**Element and region listings:**
+ + + + + + +

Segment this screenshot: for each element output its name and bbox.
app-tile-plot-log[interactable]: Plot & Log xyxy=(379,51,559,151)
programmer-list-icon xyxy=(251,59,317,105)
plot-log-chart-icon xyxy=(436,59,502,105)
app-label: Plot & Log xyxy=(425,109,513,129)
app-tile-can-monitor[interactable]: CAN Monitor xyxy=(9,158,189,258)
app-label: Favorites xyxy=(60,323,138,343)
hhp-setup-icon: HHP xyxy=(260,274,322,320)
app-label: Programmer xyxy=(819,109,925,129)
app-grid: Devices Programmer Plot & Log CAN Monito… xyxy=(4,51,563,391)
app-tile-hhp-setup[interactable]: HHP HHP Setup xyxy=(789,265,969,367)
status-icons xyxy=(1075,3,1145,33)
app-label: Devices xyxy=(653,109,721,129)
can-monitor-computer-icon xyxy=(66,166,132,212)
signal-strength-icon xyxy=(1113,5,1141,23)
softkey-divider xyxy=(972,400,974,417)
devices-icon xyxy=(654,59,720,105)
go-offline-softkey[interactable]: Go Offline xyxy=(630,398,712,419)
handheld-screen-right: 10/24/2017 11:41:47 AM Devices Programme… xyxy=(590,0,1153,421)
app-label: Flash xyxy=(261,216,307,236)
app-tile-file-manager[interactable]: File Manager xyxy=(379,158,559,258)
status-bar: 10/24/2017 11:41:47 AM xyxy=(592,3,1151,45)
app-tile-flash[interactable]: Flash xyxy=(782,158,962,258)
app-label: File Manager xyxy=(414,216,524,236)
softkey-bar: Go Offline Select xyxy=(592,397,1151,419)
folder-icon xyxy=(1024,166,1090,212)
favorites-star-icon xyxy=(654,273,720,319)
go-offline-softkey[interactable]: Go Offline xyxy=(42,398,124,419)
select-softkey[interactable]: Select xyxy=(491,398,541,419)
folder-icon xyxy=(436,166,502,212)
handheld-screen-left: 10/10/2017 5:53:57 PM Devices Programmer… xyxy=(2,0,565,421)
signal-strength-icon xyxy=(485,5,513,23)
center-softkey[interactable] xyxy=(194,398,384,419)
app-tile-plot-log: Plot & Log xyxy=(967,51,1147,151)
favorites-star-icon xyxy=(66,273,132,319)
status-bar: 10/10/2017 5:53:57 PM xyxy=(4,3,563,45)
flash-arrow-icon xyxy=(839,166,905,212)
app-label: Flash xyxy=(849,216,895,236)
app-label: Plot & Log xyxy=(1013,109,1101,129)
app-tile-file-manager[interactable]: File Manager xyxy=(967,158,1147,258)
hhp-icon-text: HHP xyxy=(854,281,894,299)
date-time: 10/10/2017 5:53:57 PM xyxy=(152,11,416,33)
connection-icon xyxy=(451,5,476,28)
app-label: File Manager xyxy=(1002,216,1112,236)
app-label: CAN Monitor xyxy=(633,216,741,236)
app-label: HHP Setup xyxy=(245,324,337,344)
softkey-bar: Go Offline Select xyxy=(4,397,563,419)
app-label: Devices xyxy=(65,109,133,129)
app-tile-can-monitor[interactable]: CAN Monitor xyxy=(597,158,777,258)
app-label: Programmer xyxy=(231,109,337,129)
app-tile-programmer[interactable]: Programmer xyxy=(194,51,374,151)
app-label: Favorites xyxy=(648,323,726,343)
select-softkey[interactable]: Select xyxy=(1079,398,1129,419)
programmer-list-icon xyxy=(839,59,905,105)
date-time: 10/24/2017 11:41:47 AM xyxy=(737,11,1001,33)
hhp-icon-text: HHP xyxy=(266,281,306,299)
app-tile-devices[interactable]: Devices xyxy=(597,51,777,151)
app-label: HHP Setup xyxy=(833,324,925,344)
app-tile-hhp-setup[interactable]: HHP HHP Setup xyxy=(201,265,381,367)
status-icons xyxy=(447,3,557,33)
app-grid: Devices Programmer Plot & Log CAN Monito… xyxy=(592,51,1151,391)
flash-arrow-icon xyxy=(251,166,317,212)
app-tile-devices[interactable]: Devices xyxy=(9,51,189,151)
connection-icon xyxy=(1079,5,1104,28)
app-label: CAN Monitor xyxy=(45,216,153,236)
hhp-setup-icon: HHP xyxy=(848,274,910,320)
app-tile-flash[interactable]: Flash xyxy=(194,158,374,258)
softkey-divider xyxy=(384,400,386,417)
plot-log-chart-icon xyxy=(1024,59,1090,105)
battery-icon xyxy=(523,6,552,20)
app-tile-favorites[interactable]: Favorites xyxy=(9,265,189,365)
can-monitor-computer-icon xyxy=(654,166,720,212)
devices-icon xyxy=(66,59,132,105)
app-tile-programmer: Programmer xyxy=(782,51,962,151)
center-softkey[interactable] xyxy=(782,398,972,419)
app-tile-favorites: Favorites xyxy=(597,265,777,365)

+ + + + + + +

**Stated problem:**
Please render every line of the entries above as a Markdown table with two columns, Row and Line, numbering the rows in order and leaving out any blank lines.

**Result for this exercise:**
| Row | Line |
|---|---|
| 1 | Segment this screenshot: for each element output its name and bbox. |
| 2 | app-tile-plot-log[interactable]: Plot & Log xyxy=(379,51,559,151) |
| 3 | programmer-list-icon xyxy=(251,59,317,105) |
| 4 | plot-log-chart-icon xyxy=(436,59,502,105) |
| 5 | app-label: Plot & Log xyxy=(425,109,513,129) |
| 6 | app-tile-can-monitor[interactable]: CAN Monitor xyxy=(9,158,189,258) |
| 7 | app-label: Favorites xyxy=(60,323,138,343) |
| 8 | hhp-setup-icon: HHP xyxy=(260,274,322,320) |
| 9 | app-label: Programmer xyxy=(819,109,925,129) |
| 10 | app-grid: Devices Programmer Plot & Log CAN Monito… xyxy=(4,51,563,391) |
| 11 | app-tile-hhp-setup[interactable]: HHP HHP Setup xyxy=(789,265,969,367) |
| 12 | status-icons xyxy=(1075,3,1145,33) |
| 13 | app-label: Devices xyxy=(653,109,721,129) |
| 14 | can-monitor-computer-icon xyxy=(66,166,132,212) |
| 15 | signal-strength-icon xyxy=(1113,5,1141,23) |
| 16 | softkey-divider xyxy=(972,400,974,417) |
| 17 | devices-icon xyxy=(654,59,720,105) |
| 18 | go-offline-softkey[interactable]: Go Offline xyxy=(630,398,712,419) |
| 19 | handheld-screen-right: 10/24/2017 11:41:47 AM Devices Programme… xyxy=(590,0,1153,421) |
| 20 | app-label: Flash xyxy=(261,216,307,236) |
| 21 | app-tile-file-manager[interactable]: File Manager xyxy=(379,158,559,258) |
| 22 | status-bar: 10/24/2017 11:41:47 AM xyxy=(592,3,1151,45) |
| 23 | app-tile-flash[interactable]: Flash xyxy=(782,158,962,258) |
| 24 | app-label: File Manager xyxy=(414,216,524,236) |
| 25 | softkey-bar: Go Offline Select xyxy=(592,397,1151,419) |
| 26 | folder-icon xyxy=(1024,166,1090,212) |
| 27 | favorites-star-icon xyxy=(654,273,720,319) |
| 28 | go-offline-softkey[interactable]: Go Offline xyxy=(42,398,124,419) |
| 29 | select-softkey[interactable]: Select xyxy=(491,398,541,419) |
| 30 | folder-icon xyxy=(436,166,502,212) |
| 31 | handheld-screen-left: 10/10/2017 5:53:57 PM Devices Programmer… xyxy=(2,0,565,421) |
| 32 | signal-strength-icon xyxy=(485,5,513,23) |
| 33 | center-softkey[interactable] xyxy=(194,398,384,419) |
| 34 | app-tile-plot-log: Plot & Log xyxy=(967,51,1147,151) |
| 35 | favorites-star-icon xyxy=(66,273,132,319) |
| 36 | status-bar: 10/10/2017 5:53:57 PM xyxy=(4,3,563,45) |
| 37 | flash-arrow-icon xyxy=(839,166,905,212) |
| 38 | app-label: Flash xyxy=(849,216,895,236) |
| 39 | app-label: Plot & Log xyxy=(1013,109,1101,129) |
| 40 | app-tile-file-manager[interactable]: File Manager xyxy=(967,158,1147,258) |
| 41 | hhp-icon-text: HHP xyxy=(854,281,894,299) |
| 42 | date-time: 10/10/2017 5:53:57 PM xyxy=(152,11,416,33) |
| 43 | connection-icon xyxy=(451,5,476,28) |
| 44 | app-label: File Manager xyxy=(1002,216,1112,236) |
| 45 | app-label: CAN Monitor xyxy=(633,216,741,236) |
| 46 | app-label: HHP Setup xyxy=(245,324,337,344) |
| 47 | softkey-bar: Go Offline Select xyxy=(4,397,563,419) |
| 48 | app-label: Devices xyxy=(65,109,133,129) |
| 49 | app-tile-can-monitor[interactable]: CAN Monitor xyxy=(597,158,777,258) |
| 50 | app-label: Programmer xyxy=(231,109,337,129) |
| 51 | app-tile-programmer[interactable]: Programmer xyxy=(194,51,374,151) |
| 52 | app-label: Favorites xyxy=(648,323,726,343) |
| 53 | select-softkey[interactable]: Select xyxy=(1079,398,1129,419) |
| 54 | programmer-list-icon xyxy=(839,59,905,105) |
| 55 | date-time: 10/24/2017 11:41:47 AM xyxy=(737,11,1001,33) |
| 56 | hhp-icon-text: HHP xyxy=(266,281,306,299) |
| 57 | app-tile-devices[interactable]: Devices xyxy=(597,51,777,151) |
| 58 | app-label: HHP Setup xyxy=(833,324,925,344) |
| 59 | app-tile-hhp-setup[interactable]: HHP HHP Setup xyxy=(201,265,381,367) |
| 60 | status-icons xyxy=(447,3,557,33) |
| 61 | app-grid: Devices Programmer Plot & Log CAN Monito… xyxy=(592,51,1151,391) |
| 62 | flash-arrow-icon xyxy=(251,166,317,212) |
| 63 | app-tile-devices[interactable]: Devices xyxy=(9,51,189,151) |
| 64 | connection-icon xyxy=(1079,5,1104,28) |
| 65 | app-label: CAN Monitor xyxy=(45,216,153,236) |
| 66 | hhp-setup-icon: HHP xyxy=(848,274,910,320) |
| 67 | app-tile-flash[interactable]: Flash xyxy=(194,158,374,258) |
| 68 | softkey-divider xyxy=(384,400,386,417) |
| 69 | plot-log-chart-icon xyxy=(1024,59,1090,105) |
| 70 | battery-icon xyxy=(523,6,552,20) |
| 71 | app-tile-favorites[interactable]: Favorites xyxy=(9,265,189,365) |
| 72 | can-monitor-computer-icon xyxy=(654,166,720,212) |
| 73 | devices-icon xyxy=(66,59,132,105) |
| 74 | app-tile-programmer: Programmer xyxy=(782,51,962,151) |
| 75 | center-softkey[interactable] xyxy=(782,398,972,419) |
| 76 | app-tile-favorites: Favorites xyxy=(597,265,777,365) |